[PROBLEM]
Locate the lines that hold the string "zarobiła". Copy every such line.

[AVAILABLE DATA]
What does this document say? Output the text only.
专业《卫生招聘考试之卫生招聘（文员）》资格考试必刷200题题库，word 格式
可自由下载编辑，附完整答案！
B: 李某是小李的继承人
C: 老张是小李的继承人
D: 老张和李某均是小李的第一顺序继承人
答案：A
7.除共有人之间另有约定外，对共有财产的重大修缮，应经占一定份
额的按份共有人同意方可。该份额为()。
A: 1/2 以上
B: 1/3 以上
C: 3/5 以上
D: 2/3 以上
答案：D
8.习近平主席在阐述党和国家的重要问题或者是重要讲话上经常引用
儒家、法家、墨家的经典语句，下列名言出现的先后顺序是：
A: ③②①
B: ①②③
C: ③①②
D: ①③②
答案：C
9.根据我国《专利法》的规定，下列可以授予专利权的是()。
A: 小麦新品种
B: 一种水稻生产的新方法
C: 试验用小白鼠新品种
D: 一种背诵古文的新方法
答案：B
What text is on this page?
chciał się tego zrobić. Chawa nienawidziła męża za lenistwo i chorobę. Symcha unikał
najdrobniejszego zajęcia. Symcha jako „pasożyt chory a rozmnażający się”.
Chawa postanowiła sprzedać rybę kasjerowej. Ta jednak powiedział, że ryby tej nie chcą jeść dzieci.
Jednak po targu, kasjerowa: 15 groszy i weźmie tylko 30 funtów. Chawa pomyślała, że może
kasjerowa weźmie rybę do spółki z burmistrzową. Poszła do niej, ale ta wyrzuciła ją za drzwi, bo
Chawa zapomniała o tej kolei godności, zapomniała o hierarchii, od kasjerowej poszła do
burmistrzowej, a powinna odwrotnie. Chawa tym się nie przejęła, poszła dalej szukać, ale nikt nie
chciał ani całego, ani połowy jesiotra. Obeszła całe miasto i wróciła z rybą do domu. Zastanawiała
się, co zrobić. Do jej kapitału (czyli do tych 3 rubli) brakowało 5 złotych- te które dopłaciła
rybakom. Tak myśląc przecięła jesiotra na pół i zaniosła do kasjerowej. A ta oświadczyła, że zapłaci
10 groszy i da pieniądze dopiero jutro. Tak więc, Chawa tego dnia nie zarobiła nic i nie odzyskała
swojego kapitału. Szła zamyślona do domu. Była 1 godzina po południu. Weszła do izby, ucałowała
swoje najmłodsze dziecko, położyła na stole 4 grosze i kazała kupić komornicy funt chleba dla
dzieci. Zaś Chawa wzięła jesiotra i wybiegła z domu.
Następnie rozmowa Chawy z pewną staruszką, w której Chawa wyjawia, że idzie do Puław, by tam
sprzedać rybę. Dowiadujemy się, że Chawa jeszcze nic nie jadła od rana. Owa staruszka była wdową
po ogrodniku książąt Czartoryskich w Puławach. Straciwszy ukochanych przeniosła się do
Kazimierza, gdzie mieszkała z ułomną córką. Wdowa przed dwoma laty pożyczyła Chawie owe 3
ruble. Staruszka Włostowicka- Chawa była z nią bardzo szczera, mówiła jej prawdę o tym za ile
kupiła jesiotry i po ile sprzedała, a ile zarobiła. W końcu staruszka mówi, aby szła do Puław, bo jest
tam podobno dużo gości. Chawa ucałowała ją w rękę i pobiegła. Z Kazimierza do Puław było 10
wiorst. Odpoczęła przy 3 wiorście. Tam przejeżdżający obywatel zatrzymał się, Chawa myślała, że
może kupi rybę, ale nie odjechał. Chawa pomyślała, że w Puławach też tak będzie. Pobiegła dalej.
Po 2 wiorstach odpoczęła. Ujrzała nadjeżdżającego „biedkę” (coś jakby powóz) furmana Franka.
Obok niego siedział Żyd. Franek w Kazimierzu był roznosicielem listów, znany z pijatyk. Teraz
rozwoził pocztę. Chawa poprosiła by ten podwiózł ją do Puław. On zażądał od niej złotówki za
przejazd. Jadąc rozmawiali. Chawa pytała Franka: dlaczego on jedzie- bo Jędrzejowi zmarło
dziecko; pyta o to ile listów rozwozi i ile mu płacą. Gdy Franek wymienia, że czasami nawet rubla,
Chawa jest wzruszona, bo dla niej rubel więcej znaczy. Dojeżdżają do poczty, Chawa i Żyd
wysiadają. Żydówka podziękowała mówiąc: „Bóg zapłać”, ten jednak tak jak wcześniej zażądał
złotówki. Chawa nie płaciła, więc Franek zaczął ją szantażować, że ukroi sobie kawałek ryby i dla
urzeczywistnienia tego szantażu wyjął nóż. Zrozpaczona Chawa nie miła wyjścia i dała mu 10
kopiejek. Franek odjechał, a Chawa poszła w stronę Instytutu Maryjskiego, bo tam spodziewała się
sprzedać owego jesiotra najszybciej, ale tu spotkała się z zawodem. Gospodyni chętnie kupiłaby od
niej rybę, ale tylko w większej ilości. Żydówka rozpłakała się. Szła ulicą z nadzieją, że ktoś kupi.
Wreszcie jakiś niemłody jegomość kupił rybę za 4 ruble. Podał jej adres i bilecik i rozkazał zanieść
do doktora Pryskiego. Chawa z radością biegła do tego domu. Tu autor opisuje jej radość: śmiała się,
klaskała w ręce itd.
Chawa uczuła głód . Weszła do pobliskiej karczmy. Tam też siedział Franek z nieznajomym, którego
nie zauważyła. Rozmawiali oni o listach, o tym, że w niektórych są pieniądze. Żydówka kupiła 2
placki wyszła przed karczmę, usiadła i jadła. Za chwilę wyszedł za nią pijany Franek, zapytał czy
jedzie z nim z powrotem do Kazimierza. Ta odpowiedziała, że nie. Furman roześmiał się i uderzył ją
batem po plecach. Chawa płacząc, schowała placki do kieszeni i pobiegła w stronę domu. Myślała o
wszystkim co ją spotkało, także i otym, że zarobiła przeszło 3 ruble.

[EXPECTED ANSWER]
10 groszy i da pieniądze dopiero jutro. Tak więc, Chawa tego dnia nie zarobiła nic i nie odzyskała
kupiła jesiotry i po ile sprzedała, a ile zarobiła. W końcu staruszka mówi, aby szła do Puław, bo jest
wszystkim co ją spotkało, także i otym, że zarobiła przeszło 3 ruble.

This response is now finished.